▸ **Required task**
Collect every line of the records below that contains the word "назначения".

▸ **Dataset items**
★ ★ ★ ★ ★ ★ ★

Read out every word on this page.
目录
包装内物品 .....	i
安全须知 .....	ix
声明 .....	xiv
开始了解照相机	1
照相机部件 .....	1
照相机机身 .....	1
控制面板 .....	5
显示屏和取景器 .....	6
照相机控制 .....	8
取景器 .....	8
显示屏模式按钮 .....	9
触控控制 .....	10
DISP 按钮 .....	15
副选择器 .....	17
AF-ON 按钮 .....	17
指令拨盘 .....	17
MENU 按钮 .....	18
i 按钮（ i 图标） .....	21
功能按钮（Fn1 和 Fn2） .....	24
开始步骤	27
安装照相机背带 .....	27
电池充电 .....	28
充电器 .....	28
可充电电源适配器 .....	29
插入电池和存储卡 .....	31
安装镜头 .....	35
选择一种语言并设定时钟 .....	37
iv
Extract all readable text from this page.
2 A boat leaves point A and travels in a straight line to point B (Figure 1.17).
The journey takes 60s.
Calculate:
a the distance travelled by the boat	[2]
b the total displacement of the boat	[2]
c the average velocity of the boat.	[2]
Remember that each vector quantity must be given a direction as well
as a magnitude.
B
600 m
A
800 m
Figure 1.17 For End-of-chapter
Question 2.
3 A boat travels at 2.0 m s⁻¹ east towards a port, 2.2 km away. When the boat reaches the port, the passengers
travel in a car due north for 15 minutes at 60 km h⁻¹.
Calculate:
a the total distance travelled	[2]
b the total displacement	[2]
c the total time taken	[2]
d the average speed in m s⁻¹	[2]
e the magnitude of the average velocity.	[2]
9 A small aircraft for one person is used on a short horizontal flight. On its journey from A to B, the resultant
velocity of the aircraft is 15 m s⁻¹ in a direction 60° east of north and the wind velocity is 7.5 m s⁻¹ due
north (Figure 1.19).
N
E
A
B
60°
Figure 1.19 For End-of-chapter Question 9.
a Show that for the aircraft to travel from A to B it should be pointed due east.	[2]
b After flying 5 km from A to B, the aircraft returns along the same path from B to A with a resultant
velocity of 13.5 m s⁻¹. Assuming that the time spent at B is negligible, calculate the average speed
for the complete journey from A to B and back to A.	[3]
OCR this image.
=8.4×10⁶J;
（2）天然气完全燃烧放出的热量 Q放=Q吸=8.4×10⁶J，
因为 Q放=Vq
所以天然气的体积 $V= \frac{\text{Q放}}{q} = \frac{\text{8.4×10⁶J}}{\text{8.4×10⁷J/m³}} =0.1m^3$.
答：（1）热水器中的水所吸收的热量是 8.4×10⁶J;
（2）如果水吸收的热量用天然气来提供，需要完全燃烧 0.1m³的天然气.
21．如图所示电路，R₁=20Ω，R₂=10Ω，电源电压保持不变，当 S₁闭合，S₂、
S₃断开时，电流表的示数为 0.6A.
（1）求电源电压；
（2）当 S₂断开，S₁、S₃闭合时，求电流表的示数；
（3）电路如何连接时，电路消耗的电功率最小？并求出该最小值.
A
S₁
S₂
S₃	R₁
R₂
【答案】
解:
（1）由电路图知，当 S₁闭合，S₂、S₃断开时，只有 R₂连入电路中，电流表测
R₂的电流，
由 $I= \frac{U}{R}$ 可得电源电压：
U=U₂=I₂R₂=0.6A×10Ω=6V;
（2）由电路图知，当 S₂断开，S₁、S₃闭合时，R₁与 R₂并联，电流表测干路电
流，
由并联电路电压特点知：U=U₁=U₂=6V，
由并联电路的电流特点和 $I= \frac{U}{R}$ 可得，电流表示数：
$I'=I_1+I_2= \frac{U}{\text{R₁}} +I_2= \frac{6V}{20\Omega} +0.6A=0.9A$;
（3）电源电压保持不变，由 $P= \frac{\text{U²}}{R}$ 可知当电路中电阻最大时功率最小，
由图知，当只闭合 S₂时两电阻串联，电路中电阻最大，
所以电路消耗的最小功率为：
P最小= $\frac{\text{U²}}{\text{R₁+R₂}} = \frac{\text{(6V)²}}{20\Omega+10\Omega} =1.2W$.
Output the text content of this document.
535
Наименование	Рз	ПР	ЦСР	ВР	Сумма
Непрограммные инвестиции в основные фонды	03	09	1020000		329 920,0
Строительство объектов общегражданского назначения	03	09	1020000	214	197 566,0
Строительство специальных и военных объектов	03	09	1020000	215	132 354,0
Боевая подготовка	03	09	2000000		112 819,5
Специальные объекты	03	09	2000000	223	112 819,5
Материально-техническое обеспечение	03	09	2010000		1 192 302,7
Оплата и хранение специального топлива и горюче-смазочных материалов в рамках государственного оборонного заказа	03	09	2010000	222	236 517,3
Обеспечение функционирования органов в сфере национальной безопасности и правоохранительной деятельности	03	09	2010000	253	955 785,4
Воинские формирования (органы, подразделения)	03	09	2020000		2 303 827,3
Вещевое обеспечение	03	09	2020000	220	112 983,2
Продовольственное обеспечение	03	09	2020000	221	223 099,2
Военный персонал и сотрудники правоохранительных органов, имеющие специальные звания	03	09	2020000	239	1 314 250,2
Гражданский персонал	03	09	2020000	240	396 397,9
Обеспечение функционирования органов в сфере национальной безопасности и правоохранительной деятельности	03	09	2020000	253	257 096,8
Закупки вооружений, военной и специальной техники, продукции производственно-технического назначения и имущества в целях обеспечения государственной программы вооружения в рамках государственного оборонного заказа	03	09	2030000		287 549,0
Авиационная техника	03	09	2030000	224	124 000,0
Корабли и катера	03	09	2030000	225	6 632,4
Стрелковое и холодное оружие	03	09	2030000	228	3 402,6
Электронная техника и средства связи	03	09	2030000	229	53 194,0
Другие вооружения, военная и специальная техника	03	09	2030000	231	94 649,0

★ ★ ★ ★ ★ ★ ★

▸ **Written response**
Строительство объектов общегражданского назначения	03	09	1020000	214	197 566,0
Закупки вооружений, военной и специальной техники, продукции производственно-технического назначения и имущества в целях обеспечения государственной программы вооружения в рамках государственного оборонного заказа	03	09	2030000		287 549,0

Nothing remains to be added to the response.